# START OF Given information
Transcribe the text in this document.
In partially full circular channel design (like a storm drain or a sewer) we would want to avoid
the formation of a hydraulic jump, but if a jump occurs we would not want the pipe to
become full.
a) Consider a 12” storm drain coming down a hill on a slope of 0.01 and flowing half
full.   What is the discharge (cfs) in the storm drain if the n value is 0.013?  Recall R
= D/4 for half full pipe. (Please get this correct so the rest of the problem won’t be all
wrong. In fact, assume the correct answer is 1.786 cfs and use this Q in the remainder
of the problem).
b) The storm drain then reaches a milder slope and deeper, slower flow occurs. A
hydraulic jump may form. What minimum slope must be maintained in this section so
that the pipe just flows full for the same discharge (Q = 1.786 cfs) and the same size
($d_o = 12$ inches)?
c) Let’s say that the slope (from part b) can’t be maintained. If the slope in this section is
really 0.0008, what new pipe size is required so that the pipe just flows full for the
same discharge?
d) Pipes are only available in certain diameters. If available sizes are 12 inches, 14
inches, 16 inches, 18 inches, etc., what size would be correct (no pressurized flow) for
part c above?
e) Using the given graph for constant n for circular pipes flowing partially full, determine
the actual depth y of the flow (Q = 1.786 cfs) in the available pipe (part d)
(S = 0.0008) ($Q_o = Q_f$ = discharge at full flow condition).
# END OF Given information
• **Task brief**:
Read through the data and copy every line where "occurs" shows up.

• **Task result**:
the formation of a hydraulic jump, but if a jump occurs we would not want the pipe to
b) The storm drain then reaches a milder slope and deeper, slower flow occurs. A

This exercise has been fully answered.